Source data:
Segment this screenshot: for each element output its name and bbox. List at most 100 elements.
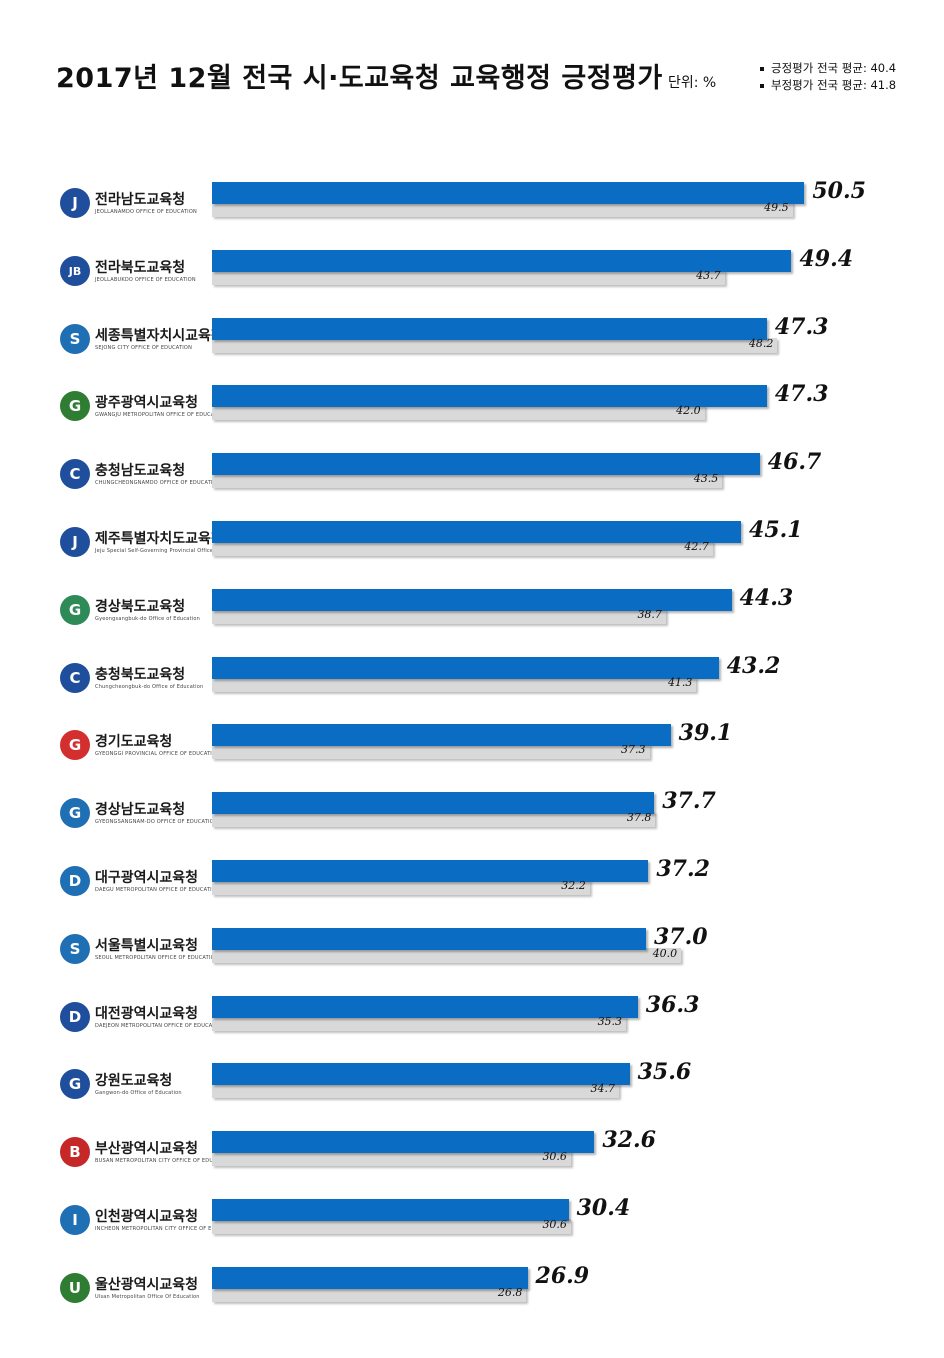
positive-value-label: 26.9 — [535, 1263, 590, 1289]
office-emblem-icon: U — [60, 1273, 90, 1303]
category-label: 전라북도교육청 — [95, 260, 186, 276]
category-sublabel: SEOUL METROPOLITAN OFFICE OF EDUCATION — [95, 955, 219, 961]
office-logo: D 대구광역시교육청 DAEGU METROPOLITAN OFFICE OF ED… — [60, 860, 220, 904]
positive-bar — [212, 385, 767, 407]
positive-value-label: 39.1 — [678, 720, 733, 746]
chart-row: JB 전라북도교육청 JEOLLABUKDO OFFICE OF EDUCATION… — [0, 246, 944, 318]
positive-bar — [212, 1267, 528, 1289]
category-label: 대구광역시교육청 — [95, 870, 199, 886]
category-sublabel: JEOLLANAMDO OFFICE OF EDUCATION — [95, 209, 197, 215]
chart-row: C 충청남도교육청 CHUNGCHEONGNAMDO OFFICE OF EDUCA… — [0, 449, 944, 521]
negative-bar — [212, 270, 725, 285]
positive-bar — [212, 724, 671, 746]
office-emblem-icon: C — [60, 459, 90, 489]
category-label: 충청남도교육청 — [95, 463, 186, 479]
negative-value-label: 43.7 — [696, 269, 721, 282]
office-logo: G 경상북도교육청 Gyeongsangbuk-do Office of Educa… — [60, 589, 205, 633]
positive-bar — [212, 182, 805, 204]
chart-row: G 강원도교육청 Gangwon-do Office of Education 34.… — [0, 1059, 944, 1131]
negative-bar — [212, 473, 723, 488]
chart-row: J 전라남도교육청 JEOLLANAMDO OFFICE OF EDUCATION 4… — [0, 178, 944, 250]
category-sublabel: GYEONGGI PROVINCIAL OFFICE OF EDUCATION — [95, 751, 221, 757]
office-emblem-icon: J — [60, 527, 90, 557]
negative-bar — [212, 812, 656, 827]
negative-value-label: 42.0 — [676, 404, 701, 417]
category-sublabel: GWANGJU METROPOLITAN OFFICE OF EDUCATION — [95, 412, 228, 418]
positive-value-label: 37.7 — [662, 788, 716, 814]
positive-bar — [212, 792, 655, 814]
chart-row: G 광주광역시교육청 GWANGJU METROPOLITAN OFFICE OF … — [0, 381, 944, 453]
office-logo: G 경기도교육청 GYEONGGI PROVINCIAL OFFICE OF EDU… — [60, 724, 220, 768]
category-sublabel: JEOLLABUKDO OFFICE OF EDUCATION — [95, 277, 196, 283]
chart-row: S 세종특별자치시교육청 SEJONG CITY OFFICE OF EDUCATI… — [0, 314, 944, 386]
positive-value-label: 30.4 — [576, 1195, 631, 1221]
positive-value-label: 45.1 — [749, 517, 803, 543]
positive-bar — [212, 657, 719, 679]
legend-negative-text: 부정평가 전국 평균: 41.8 — [771, 78, 897, 92]
chart-row: D 대전광역시교육청 DAEJEON METROPOLITAN OFFICE OF … — [0, 992, 944, 1064]
negative-value-label: 40.0 — [652, 947, 678, 960]
negative-value-label: 35.3 — [597, 1015, 623, 1028]
category-label: 경상북도교육청 — [95, 599, 186, 615]
office-logo: S 세종특별자치시교육청 SEJONG CITY OFFICE OF EDUCATI… — [60, 318, 224, 362]
positive-value-label: 44.3 — [739, 585, 794, 611]
chart-title: 2017년 12월 전국 시·도교육청 교육행정 긍정평가 — [56, 63, 663, 94]
negative-bar — [212, 677, 697, 692]
category-sublabel: Ulsan Metropolitan Office Of Education — [95, 1294, 200, 1300]
category-sublabel: Jeju Special Self-Governing Provincial O… — [95, 548, 249, 554]
negative-bar — [212, 948, 682, 963]
office-logo: G 광주광역시교육청 GWANGJU METROPOLITAN OFFICE OF … — [60, 385, 227, 429]
positive-value-label: 50.5 — [812, 178, 866, 204]
positive-value-label: 37.0 — [654, 924, 708, 950]
office-emblem-icon: J — [60, 188, 90, 218]
category-label: 부산광역시교육청 — [95, 1141, 199, 1157]
category-label: 충청북도교육청 — [95, 667, 186, 683]
office-emblem-icon: G — [60, 595, 90, 625]
negative-bar — [212, 609, 666, 624]
office-logo: I 인천광역시교육청 INCHEON METROPOLITAN CITY OFFIC… — [60, 1199, 239, 1243]
category-label: 경기도교육청 — [95, 734, 173, 750]
negative-value-label: 26.8 — [497, 1286, 523, 1299]
positive-value-label: 32.6 — [602, 1127, 656, 1153]
positive-bar — [212, 250, 792, 272]
office-logo: G 강원도교육청 Gangwon-do Office of Education — [60, 1063, 205, 1107]
office-emblem-icon: S — [60, 934, 90, 964]
office-emblem-icon: B — [60, 1137, 90, 1167]
positive-bar — [212, 318, 767, 340]
office-logo: J 전라남도교육청 JEOLLANAMDO OFFICE OF EDUCATION — [60, 182, 205, 226]
chart-row: G 경기도교육청 GYEONGGI PROVINCIAL OFFICE OF EDU… — [0, 720, 944, 792]
office-emblem-icon: G — [60, 391, 90, 421]
positive-value-label: 47.3 — [774, 314, 829, 340]
negative-bar — [212, 1151, 571, 1166]
negative-bar — [212, 1016, 627, 1031]
negative-bar — [212, 405, 705, 420]
negative-value-label: 34.7 — [590, 1082, 616, 1095]
office-emblem-icon: I — [60, 1205, 90, 1235]
positive-bar — [212, 1131, 595, 1153]
office-logo: JB 전라북도교육청 JEOLLABUKDO OFFICE OF EDUCATION — [60, 250, 205, 294]
negative-value-label: 48.2 — [748, 337, 774, 350]
negative-bar — [212, 744, 650, 759]
positive-value-label: 35.6 — [637, 1059, 692, 1085]
office-logo: C 충청남도교육청 CHUNGCHEONGNAMDO OFFICE OF EDUCA… — [60, 453, 221, 497]
chart-row: S 서울특별시교육청 SEOUL METROPOLITAN OFFICE OF ED… — [0, 924, 944, 996]
positive-value-label: 46.7 — [767, 449, 822, 475]
positive-bar — [212, 1063, 630, 1085]
office-emblem-icon: C — [60, 663, 90, 693]
category-label: 서울특별시교육청 — [95, 938, 199, 954]
office-emblem-icon: G — [60, 1069, 90, 1099]
office-emblem-icon: D — [60, 866, 90, 896]
category-sublabel: Gyeongsangbuk-do Office of Education — [95, 616, 200, 622]
category-label: 전라남도교육청 — [95, 192, 186, 208]
category-label: 인천광역시교육청 — [95, 1209, 199, 1225]
legend-bullet — [760, 83, 764, 88]
legend-positive-text: 긍정평가 전국 평균: 40.4 — [771, 61, 897, 75]
negative-bar — [212, 338, 778, 353]
category-label: 대전광역시교육청 — [95, 1006, 199, 1022]
office-emblem-icon: S — [60, 324, 90, 354]
category-sublabel: DAEJEON METROPOLITAN OFFICE OF EDUCATION — [95, 1023, 226, 1029]
positive-value-label: 36.3 — [645, 992, 700, 1018]
category-sublabel: SEJONG CITY OFFICE OF EDUCATION — [95, 345, 193, 351]
category-label: 경상남도교육청 — [95, 802, 186, 818]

### TASK TO CARRY OUT
Please give the lines of the material from the line with "positive-value-label: 26.9 —" to the line with "positive-value-label: 39.1 —", both included, as a JSON list of strings with one string per line and any blank lines left out.

### FINISHED TASK
[
  "positive-value-label: 26.9 — [535, 1263, 590, 1289]",
  "office-emblem-icon: U — [60, 1273, 90, 1303]",
  "category-label: 전라북도교육청 — [95, 260, 186, 276]",
  "category-sublabel: SEOUL METROPOLITAN OFFICE OF EDUCATION — [95, 955, 219, 961]",
  "office-logo: D 대구광역시교육청 DAEGU METROPOLITAN OFFICE OF ED… — [60, 860, 220, 904]",
  "positive-bar — [212, 385, 767, 407]",
  "positive-value-label: 39.1 — [678, 720, 733, 746]"
]